### TO DO
Look through the records that follow. Copy every line containing the word "screenshot".

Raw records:
<<<<
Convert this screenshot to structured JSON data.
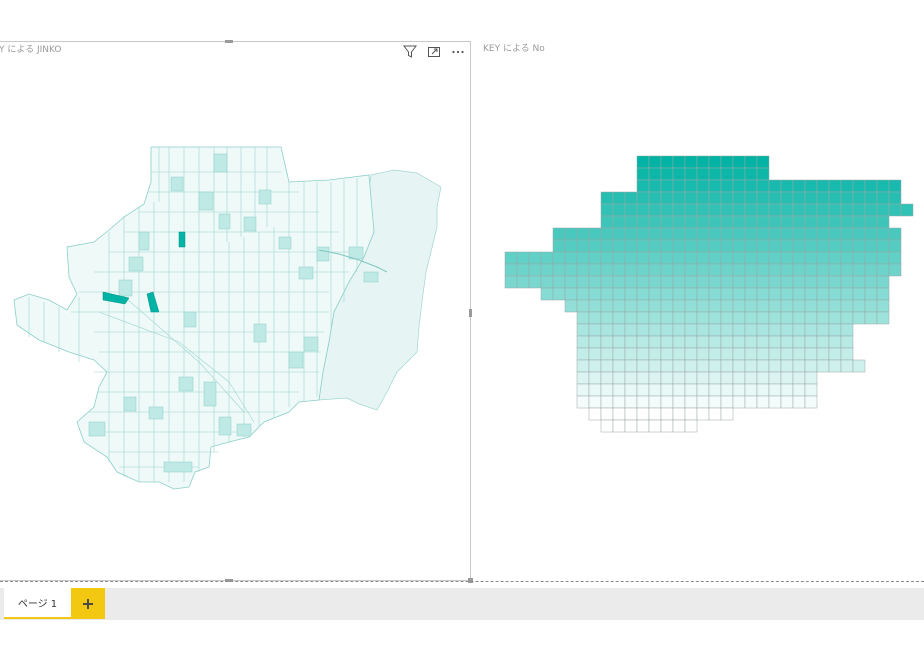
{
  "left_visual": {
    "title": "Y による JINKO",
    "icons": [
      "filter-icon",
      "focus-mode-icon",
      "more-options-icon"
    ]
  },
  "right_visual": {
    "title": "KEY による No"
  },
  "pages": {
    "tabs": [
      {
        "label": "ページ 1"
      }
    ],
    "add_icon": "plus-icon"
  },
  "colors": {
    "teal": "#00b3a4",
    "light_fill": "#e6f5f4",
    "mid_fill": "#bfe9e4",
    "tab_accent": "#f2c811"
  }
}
>>>>
<<<<
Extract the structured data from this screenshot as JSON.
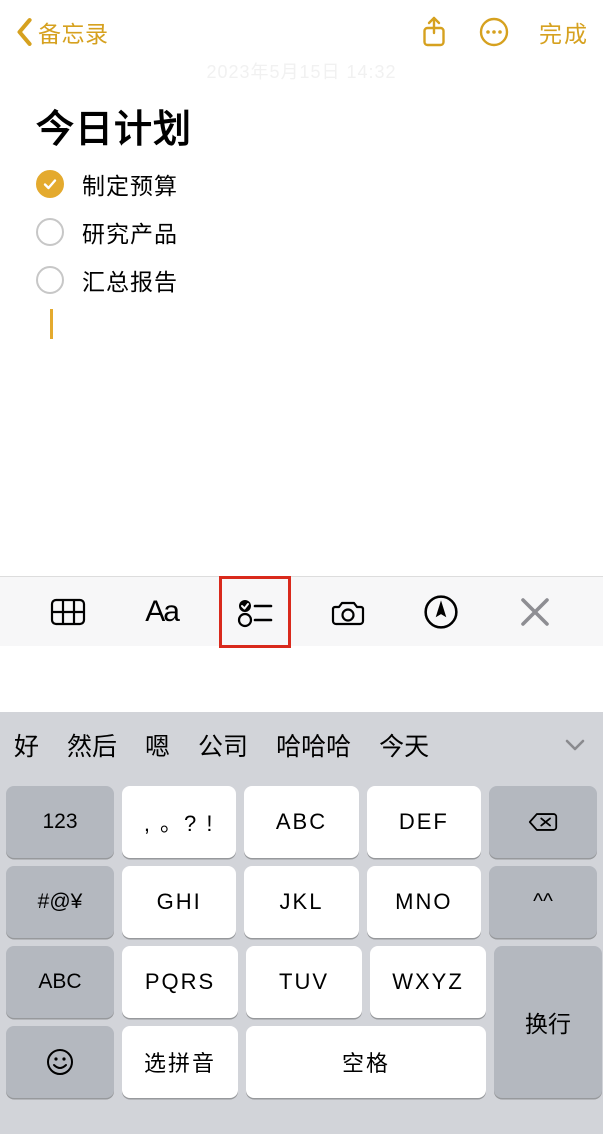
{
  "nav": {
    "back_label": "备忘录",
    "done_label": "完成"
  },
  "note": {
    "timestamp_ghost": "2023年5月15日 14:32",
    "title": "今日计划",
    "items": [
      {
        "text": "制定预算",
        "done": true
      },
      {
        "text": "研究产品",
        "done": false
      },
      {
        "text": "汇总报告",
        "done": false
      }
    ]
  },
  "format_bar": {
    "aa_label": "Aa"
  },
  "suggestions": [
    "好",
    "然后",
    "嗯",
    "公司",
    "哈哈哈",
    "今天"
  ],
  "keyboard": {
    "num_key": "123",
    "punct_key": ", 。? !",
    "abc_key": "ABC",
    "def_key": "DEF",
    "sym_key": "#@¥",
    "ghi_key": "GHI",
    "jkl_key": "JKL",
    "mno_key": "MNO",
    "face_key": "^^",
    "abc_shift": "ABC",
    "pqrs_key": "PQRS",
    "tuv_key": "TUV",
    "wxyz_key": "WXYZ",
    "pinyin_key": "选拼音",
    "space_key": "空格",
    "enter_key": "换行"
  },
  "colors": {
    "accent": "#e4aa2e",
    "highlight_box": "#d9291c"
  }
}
>>>>
### SOLUTION FOR THIS TASK
Convert this screenshot to structured JSON data.
Extract the structured data from this screenshot as JSON.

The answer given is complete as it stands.